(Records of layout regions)

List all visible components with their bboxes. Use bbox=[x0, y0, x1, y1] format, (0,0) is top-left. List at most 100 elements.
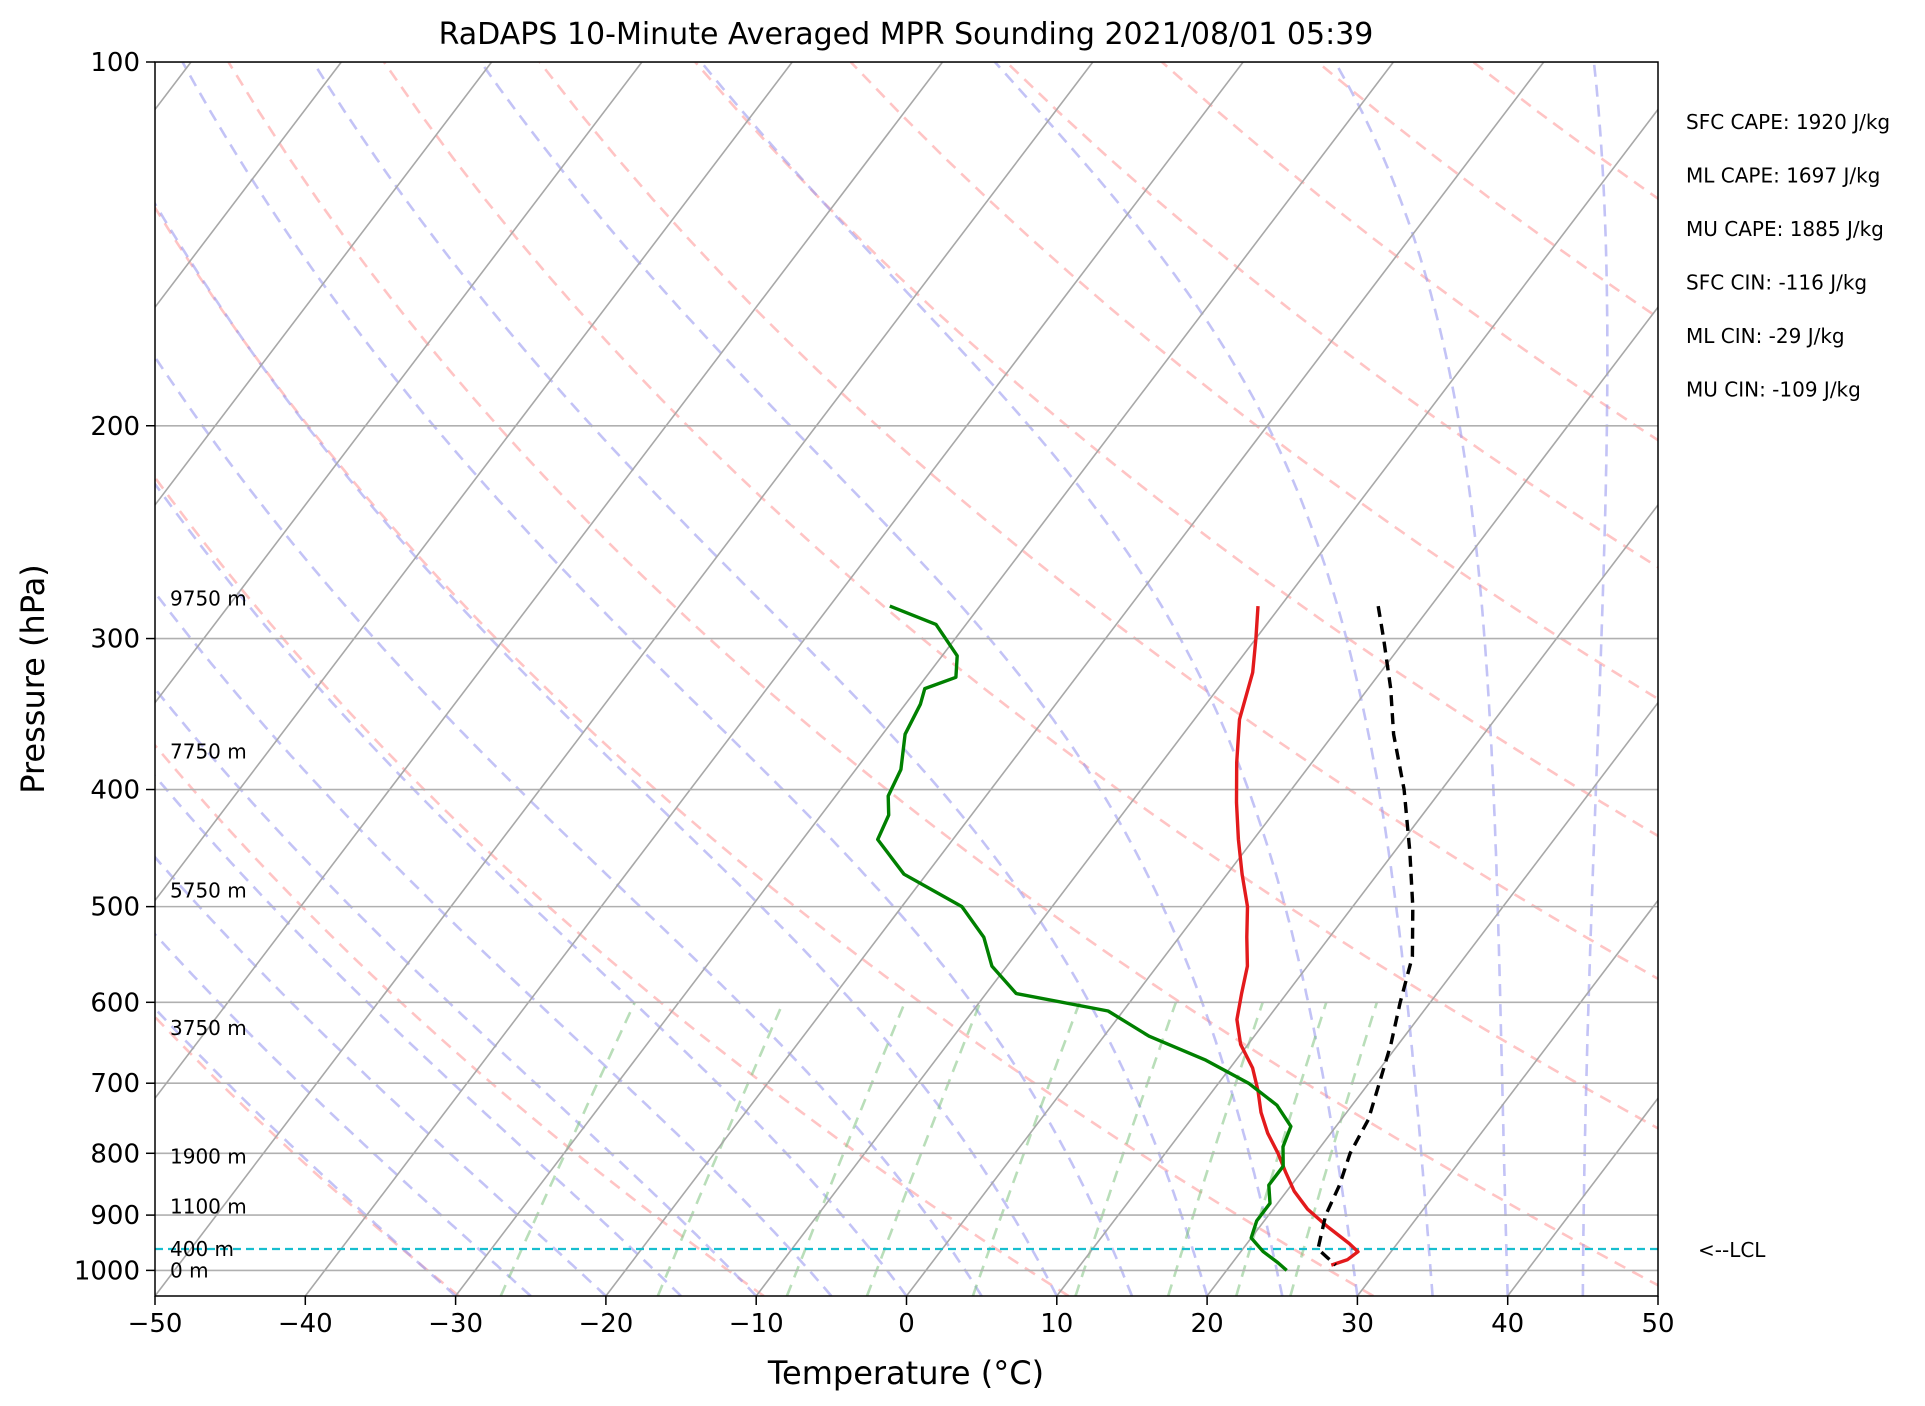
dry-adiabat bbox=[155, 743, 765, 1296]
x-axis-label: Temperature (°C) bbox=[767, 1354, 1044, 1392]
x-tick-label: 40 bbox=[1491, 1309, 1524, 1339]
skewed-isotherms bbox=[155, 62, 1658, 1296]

TASK STATEMENT: Format every line of the material above as a numbered list. Leave out blank lines and pictures.

WRITTEN RESPONSE:
1. List all visible components with their bboxes. Use bbox=[x0, y0, x1, y1] format, (0,0) is top-left. List at most 100 elements.
2. dry-adiabat bbox=[155, 743, 765, 1296]
3. x-axis-label: Temperature (°C) bbox=[767, 1354, 1044, 1392]
4. x-tick-label: 40 bbox=[1491, 1309, 1524, 1339]
5. skewed-isotherms bbox=[155, 62, 1658, 1296]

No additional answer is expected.